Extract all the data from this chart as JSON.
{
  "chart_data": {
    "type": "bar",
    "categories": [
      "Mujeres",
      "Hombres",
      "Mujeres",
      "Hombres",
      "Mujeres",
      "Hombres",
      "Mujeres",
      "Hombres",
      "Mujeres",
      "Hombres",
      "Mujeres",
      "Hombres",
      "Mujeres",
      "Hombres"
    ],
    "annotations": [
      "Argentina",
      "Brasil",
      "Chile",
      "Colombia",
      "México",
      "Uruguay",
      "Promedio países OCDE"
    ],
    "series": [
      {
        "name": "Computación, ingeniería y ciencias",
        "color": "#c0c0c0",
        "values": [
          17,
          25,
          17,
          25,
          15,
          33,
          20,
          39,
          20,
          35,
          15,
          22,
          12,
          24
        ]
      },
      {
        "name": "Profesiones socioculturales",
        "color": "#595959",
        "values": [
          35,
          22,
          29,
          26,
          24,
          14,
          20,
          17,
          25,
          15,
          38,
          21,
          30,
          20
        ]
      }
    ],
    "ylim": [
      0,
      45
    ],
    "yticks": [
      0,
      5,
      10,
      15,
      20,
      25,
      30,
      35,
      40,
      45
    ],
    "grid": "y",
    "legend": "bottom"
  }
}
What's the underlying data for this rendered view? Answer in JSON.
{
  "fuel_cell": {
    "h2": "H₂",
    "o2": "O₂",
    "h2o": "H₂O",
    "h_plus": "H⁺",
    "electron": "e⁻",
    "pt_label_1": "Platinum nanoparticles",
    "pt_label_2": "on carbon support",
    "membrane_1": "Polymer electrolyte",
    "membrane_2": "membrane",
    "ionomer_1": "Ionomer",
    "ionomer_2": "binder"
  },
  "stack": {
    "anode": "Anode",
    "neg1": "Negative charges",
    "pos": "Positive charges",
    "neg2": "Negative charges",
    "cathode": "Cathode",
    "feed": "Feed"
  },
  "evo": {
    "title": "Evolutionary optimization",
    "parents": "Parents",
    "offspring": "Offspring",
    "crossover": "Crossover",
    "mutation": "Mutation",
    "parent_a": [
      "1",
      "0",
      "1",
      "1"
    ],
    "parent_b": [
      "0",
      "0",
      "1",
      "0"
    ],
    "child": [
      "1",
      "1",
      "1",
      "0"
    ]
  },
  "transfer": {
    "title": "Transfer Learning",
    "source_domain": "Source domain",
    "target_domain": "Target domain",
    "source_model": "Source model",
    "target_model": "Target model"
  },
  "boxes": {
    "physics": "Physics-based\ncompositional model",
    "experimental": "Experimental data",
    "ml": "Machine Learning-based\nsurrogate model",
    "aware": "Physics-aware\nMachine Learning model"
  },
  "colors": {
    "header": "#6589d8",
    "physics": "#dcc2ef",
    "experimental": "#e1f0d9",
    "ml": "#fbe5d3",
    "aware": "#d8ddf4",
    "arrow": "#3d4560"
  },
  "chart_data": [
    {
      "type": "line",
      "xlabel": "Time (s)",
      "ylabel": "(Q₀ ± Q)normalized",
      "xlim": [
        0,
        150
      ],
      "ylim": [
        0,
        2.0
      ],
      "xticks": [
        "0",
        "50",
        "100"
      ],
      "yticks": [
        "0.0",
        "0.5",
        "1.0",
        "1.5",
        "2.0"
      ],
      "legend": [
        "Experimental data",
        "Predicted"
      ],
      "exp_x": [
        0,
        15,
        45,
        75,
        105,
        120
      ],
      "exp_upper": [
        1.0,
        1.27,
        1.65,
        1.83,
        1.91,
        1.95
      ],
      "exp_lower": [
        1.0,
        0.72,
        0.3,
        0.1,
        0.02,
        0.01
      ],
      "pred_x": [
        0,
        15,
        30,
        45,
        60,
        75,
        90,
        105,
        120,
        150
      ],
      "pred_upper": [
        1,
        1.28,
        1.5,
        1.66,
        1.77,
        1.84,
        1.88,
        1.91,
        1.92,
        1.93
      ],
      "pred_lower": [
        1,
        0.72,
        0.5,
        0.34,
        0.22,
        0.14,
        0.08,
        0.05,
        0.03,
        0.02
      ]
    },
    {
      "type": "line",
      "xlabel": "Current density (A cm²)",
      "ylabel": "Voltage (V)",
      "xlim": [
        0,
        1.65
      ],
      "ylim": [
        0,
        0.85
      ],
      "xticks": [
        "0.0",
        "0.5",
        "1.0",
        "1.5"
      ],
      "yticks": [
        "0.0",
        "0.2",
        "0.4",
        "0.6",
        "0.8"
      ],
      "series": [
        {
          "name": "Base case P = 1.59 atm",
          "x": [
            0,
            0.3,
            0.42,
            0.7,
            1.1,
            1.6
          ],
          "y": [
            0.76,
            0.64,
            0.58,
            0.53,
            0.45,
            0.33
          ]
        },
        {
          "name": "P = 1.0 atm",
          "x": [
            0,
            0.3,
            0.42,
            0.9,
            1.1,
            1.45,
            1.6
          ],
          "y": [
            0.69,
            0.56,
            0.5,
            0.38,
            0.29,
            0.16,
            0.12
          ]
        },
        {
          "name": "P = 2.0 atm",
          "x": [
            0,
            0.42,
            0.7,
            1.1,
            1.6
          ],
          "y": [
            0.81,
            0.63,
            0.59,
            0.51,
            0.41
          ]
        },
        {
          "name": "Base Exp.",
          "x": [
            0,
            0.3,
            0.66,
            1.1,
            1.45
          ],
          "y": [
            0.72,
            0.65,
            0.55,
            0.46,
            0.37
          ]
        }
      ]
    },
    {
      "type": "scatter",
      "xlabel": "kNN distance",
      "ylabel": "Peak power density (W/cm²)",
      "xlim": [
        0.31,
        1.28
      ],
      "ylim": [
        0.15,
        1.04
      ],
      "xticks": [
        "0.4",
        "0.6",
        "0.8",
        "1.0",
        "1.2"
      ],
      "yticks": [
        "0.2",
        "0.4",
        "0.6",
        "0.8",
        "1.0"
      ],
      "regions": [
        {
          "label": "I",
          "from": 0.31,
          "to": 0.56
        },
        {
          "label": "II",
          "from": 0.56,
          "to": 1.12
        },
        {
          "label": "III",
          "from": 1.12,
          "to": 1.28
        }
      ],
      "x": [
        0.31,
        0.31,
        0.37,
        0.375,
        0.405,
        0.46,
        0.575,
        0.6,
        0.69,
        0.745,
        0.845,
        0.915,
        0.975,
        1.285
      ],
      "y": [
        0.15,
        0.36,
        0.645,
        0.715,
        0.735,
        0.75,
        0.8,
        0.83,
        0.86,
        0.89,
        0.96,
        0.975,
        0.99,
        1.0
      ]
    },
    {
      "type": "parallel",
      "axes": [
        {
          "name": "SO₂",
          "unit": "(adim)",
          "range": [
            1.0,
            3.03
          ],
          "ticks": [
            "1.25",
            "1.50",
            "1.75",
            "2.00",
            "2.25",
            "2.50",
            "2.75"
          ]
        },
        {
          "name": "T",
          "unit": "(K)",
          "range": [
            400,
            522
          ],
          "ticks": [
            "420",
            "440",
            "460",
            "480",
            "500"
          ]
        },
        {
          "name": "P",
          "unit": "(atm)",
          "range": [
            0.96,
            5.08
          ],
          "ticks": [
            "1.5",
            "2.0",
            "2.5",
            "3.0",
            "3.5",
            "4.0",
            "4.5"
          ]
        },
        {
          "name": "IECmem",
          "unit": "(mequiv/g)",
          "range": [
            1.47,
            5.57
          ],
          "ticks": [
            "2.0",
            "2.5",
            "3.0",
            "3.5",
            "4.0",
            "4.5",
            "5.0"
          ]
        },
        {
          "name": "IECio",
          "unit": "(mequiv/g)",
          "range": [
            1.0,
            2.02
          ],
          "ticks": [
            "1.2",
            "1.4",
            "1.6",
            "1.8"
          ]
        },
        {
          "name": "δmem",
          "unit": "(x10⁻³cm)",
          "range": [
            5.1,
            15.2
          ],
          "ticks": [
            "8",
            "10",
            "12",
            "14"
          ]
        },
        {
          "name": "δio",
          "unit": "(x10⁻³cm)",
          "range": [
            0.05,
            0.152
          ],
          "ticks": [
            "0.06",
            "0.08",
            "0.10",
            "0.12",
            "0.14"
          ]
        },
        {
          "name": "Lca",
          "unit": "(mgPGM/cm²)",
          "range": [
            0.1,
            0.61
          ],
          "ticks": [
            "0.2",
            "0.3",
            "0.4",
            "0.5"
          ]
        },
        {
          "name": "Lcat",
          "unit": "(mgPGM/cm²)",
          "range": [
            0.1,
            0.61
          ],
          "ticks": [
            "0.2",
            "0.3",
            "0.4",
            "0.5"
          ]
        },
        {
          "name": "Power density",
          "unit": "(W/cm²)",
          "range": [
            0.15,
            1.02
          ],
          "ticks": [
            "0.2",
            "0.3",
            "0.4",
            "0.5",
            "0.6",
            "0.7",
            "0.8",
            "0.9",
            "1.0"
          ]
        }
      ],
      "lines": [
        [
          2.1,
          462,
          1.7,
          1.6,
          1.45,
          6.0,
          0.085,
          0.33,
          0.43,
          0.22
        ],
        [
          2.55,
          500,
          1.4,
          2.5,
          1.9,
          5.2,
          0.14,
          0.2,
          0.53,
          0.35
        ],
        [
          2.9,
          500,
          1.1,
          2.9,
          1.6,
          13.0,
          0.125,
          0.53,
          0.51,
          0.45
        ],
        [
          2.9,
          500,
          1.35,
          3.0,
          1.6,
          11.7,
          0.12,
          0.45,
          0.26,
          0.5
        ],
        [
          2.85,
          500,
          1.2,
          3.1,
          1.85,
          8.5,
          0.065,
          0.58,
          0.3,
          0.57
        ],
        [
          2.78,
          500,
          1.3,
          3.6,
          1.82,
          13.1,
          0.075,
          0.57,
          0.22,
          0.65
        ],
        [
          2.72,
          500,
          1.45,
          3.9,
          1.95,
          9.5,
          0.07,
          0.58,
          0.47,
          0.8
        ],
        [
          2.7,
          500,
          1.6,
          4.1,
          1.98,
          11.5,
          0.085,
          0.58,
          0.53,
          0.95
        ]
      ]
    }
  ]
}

....

Job => Select all lines with the word "Source" from the entries above.

Written solution =>
    "source_domain": "Source domain",
    "source_model": "Source model",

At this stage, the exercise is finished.